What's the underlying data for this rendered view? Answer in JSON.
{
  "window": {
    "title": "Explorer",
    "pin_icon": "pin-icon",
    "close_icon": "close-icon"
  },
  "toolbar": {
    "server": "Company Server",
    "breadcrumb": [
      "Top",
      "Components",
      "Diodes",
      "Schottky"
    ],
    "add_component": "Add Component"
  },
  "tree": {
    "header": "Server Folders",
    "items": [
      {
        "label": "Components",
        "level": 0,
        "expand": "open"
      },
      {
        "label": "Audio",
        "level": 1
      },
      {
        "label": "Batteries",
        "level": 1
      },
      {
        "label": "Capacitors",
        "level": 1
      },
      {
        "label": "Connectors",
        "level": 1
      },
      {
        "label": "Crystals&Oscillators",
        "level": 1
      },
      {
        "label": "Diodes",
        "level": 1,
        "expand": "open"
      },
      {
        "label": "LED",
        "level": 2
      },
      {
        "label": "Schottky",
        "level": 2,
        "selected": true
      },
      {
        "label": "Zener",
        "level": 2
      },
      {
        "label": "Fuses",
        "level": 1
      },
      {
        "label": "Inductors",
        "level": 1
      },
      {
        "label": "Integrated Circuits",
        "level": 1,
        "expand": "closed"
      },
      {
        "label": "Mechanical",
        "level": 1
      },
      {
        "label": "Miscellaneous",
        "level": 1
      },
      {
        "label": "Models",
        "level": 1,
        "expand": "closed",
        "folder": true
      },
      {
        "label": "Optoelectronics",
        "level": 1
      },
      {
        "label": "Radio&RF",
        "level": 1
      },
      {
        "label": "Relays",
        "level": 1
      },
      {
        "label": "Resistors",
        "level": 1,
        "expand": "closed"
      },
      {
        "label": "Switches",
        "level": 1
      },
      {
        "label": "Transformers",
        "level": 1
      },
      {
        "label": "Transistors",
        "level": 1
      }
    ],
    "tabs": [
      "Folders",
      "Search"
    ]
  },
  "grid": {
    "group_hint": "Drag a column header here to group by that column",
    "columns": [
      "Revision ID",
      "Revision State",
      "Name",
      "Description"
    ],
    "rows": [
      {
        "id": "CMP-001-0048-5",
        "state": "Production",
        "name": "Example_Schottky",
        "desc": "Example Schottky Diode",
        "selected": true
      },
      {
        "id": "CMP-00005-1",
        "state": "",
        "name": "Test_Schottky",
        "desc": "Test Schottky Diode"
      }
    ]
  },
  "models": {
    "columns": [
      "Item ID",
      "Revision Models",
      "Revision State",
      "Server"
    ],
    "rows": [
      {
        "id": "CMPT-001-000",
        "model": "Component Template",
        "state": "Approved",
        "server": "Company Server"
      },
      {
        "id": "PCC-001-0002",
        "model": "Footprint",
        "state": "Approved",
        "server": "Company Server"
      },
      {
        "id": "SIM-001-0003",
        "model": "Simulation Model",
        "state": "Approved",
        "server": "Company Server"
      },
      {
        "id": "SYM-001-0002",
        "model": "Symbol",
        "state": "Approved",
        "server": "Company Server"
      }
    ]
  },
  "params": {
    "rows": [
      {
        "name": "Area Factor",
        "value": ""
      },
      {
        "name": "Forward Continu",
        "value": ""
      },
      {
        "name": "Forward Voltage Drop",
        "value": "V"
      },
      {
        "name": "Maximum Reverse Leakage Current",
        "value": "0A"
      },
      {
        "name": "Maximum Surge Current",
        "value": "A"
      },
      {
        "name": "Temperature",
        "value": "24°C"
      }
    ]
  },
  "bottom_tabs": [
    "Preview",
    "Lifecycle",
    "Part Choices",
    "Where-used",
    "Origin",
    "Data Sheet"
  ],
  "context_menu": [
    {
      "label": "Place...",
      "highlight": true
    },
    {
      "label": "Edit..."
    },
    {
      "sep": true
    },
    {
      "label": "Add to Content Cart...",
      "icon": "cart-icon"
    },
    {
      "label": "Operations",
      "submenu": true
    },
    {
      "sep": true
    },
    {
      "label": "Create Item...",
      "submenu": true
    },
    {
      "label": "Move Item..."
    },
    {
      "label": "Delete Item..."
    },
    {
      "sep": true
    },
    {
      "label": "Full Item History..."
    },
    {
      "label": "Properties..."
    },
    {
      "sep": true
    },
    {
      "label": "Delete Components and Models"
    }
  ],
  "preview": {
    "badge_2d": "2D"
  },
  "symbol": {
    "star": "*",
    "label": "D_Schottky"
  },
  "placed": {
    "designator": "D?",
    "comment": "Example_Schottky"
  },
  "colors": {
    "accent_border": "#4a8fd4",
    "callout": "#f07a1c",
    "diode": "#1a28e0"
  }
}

* _Brief_
Restate the records, all of them, precisely as written.

* _Solution to this task_
What's the underlying data for this rendered view? Answer in JSON.
{
  "window": {
    "title": "Explorer",
    "pin_icon": "pin-icon",
    "close_icon": "close-icon"
  },
  "toolbar": {
    "server": "Company Server",
    "breadcrumb": [
      "Top",
      "Components",
      "Diodes",
      "Schottky"
    ],
    "add_component": "Add Component"
  },
  "tree": {
    "header": "Server Folders",
    "items": [
      {
        "label": "Components",
        "level": 0,
        "expand": "open"
      },
      {
        "label": "Audio",
        "level": 1
      },
      {
        "label": "Batteries",
        "level": 1
      },
      {
        "label": "Capacitors",
        "level": 1
      },
      {
        "label": "Connectors",
        "level": 1
      },
      {
        "label": "Crystals&Oscillators",
        "level": 1
      },
      {
        "label": "Diodes",
        "level": 1,
        "expand": "open"
      },
      {
        "label": "LED",
        "level": 2
      },
      {
        "label": "Schottky",
        "level": 2,
        "selected": true
      },
      {
        "label": "Zener",
        "level": 2
      },
      {
        "label": "Fuses",
        "level": 1
      },
      {
        "label": "Inductors",
        "level": 1
      },
      {
        "label": "Integrated Circuits",
        "level": 1,
        "expand": "closed"
      },
      {
        "label": "Mechanical",
        "level": 1
      },
      {
        "label": "Miscellaneous",
        "level": 1
      },
      {
        "label": "Models",
        "level": 1,
        "expand": "closed",
        "folder": true
      },
      {
        "label": "Optoelectronics",
        "level": 1
      },
      {
        "label": "Radio&RF",
        "level": 1
      },
      {
        "label": "Relays",
        "level": 1
      },
      {
        "label": "Resistors",
        "level": 1,
        "expand": "closed"
      },
      {
        "label": "Switches",
        "level": 1
      },
      {
        "label": "Transformers",
        "level": 1
      },
      {
        "label": "Transistors",
        "level": 1
      }
    ],
    "tabs": [
      "Folders",
      "Search"
    ]
  },
  "grid": {
    "group_hint": "Drag a column header here to group by that column",
    "columns": [
      "Revision ID",
      "Revision State",
      "Name",
      "Description"
    ],
    "rows": [
      {
        "id": "CMP-001-0048-5",
        "state": "Production",
        "name": "Example_Schottky",
        "desc": "Example Schottky Diode",
        "selected": true
      },
      {
        "id": "CMP-00005-1",
        "state": "",
        "name": "Test_Schottky",
        "desc": "Test Schottky Diode"
      }
    ]
  },
  "models": {
    "columns": [
      "Item ID",
      "Revision Models",
      "Revision State",
      "Server"
    ],
    "rows": [
      {
        "id": "CMPT-001-000",
        "model": "Component Template",
        "state": "Approved",
        "server": "Company Server"
      },
      {
        "id": "PCC-001-0002",
        "model": "Footprint",
        "state": "Approved",
        "server": "Company Server"
      },
      {
        "id": "SIM-001-0003",
        "model": "Simulation Model",
        "state": "Approved",
        "server": "Company Server"
      },
      {
        "id": "SYM-001-0002",
        "model": "Symbol",
        "state": "Approved",
        "server": "Company Server"
      }
    ]
  },
  "params": {
    "rows": [
      {
        "name": "Area Factor",
        "value": ""
      },
      {
        "name": "Forward Continu",
        "value": ""
      },
      {
        "name": "Forward Voltage Drop",
        "value": "V"
      },
      {
        "name": "Maximum Reverse Leakage Current",
        "value": "0A"
      },
      {
        "name": "Maximum Surge Current",
        "value": "A"
      },
      {
        "name": "Temperature",
        "value": "24°C"
      }
    ]
  },
  "bottom_tabs": [
    "Preview",
    "Lifecycle",
    "Part Choices",
    "Where-used",
    "Origin",
    "Data Sheet"
  ],
  "context_menu": [
    {
      "label": "Place...",
      "highlight": true
    },
    {
      "label": "Edit..."
    },
    {
      "sep": true
    },
    {
      "label": "Add to Content Cart...",
      "icon": "cart-icon"
    },
    {
      "label": "Operations",
      "submenu": true
    },
    {
      "sep": true
    },
    {
      "label": "Create Item...",
      "submenu": true
    },
    {
      "label": "Move Item..."
    },
    {
      "label": "Delete Item..."
    },
    {
      "sep": true
    },
    {
      "label": "Full Item History..."
    },
    {
      "label": "Properties..."
    },
    {
      "sep": true
    },
    {
      "label": "Delete Components and Models"
    }
  ],
  "preview": {
    "badge_2d": "2D"
  },
  "symbol": {
    "star": "*",
    "label": "D_Schottky"
  },
  "placed": {
    "designator": "D?",
    "comment": "Example_Schottky"
  },
  "colors": {
    "accent_border": "#4a8fd4",
    "callout": "#f07a1c",
    "diode": "#1a28e0"
  }
}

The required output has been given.